>> begin Provided text
I could go on with this list for pages. In fact, I have: walking policies for SacCity, and many related posts. But the city is still not taking meaningful action on any of these items, so I will keep reposting. For as long as it takes. And it will probably take quite some while before the city gets over its culture of doing the least amount possible.

Caveat: The city has disinvested in lower income and high minority neighborhoods, probably for its entire history. The first steps should be taken in these neighborhoods, with input from the residents, of course, and not in higher income and non-minority neighborhoods which have always gotten more than their share.

whither Sacramento Vision Zero?
>> end Provided text
◆ **Task prompt**: According to the passage on Sacramento walking policies, in which neighborhoods should the first steps be taken?
>> begin Listed records
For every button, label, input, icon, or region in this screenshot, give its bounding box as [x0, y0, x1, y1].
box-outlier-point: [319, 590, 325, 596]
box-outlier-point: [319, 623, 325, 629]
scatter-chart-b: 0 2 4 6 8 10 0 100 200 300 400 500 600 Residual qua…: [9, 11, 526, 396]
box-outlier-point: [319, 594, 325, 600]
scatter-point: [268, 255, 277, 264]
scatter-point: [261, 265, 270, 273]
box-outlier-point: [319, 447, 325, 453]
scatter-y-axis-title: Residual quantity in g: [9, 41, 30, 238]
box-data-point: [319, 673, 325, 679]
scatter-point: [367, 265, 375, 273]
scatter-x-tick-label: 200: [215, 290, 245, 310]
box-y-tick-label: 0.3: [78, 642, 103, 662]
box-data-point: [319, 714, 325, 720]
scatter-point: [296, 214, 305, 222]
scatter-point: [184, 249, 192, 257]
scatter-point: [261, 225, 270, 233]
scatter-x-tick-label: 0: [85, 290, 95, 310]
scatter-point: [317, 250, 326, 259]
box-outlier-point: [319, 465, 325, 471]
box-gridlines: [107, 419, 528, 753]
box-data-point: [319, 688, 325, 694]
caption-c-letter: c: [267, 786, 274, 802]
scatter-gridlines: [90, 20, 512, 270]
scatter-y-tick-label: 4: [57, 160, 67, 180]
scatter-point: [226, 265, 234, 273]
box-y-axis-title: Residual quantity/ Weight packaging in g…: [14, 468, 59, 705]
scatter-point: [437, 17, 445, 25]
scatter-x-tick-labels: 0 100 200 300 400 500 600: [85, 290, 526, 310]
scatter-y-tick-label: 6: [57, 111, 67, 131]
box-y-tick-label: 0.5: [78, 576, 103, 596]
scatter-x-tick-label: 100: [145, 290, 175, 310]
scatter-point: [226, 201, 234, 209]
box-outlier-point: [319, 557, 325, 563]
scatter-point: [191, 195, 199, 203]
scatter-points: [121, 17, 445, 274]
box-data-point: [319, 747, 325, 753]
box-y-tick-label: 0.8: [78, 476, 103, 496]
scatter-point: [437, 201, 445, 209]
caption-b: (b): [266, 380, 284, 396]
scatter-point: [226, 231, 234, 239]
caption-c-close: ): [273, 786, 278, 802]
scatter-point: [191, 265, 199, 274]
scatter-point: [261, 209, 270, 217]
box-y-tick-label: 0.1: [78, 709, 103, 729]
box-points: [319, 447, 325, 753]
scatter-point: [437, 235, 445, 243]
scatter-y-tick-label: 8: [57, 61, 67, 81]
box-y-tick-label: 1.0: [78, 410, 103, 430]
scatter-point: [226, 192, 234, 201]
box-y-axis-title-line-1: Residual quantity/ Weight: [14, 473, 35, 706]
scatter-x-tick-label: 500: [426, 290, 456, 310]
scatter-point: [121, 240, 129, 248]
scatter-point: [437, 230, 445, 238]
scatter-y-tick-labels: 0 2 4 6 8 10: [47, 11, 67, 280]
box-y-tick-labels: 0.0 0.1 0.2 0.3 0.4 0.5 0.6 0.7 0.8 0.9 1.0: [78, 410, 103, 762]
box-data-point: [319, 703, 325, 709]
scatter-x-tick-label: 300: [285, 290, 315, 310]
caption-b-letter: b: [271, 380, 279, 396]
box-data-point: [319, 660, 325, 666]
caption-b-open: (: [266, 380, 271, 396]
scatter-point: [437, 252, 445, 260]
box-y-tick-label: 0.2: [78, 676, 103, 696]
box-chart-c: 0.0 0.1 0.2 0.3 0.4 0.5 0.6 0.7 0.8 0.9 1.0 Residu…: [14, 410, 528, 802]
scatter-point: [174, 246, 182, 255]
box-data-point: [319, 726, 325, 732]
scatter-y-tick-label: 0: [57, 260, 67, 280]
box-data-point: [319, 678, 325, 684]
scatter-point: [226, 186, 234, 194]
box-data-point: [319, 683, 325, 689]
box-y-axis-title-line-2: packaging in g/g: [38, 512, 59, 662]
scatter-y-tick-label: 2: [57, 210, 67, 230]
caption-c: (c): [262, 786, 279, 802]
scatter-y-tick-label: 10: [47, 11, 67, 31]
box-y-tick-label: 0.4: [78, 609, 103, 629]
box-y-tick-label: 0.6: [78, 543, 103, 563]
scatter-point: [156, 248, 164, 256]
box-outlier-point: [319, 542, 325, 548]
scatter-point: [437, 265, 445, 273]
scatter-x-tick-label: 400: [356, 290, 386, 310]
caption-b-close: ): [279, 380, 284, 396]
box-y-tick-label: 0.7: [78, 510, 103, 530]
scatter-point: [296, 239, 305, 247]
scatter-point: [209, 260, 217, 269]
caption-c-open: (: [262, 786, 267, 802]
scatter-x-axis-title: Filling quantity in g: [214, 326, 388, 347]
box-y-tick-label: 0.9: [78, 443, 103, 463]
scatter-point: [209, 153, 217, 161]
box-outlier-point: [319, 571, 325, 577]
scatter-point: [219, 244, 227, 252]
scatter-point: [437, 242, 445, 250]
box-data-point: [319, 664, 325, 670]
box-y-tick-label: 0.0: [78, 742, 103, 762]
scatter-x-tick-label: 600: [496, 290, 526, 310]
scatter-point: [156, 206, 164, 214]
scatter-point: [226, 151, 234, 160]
>> end Listed records
◆ **Complete response**: In lower income and high minority neighborhoods, with input from the residents.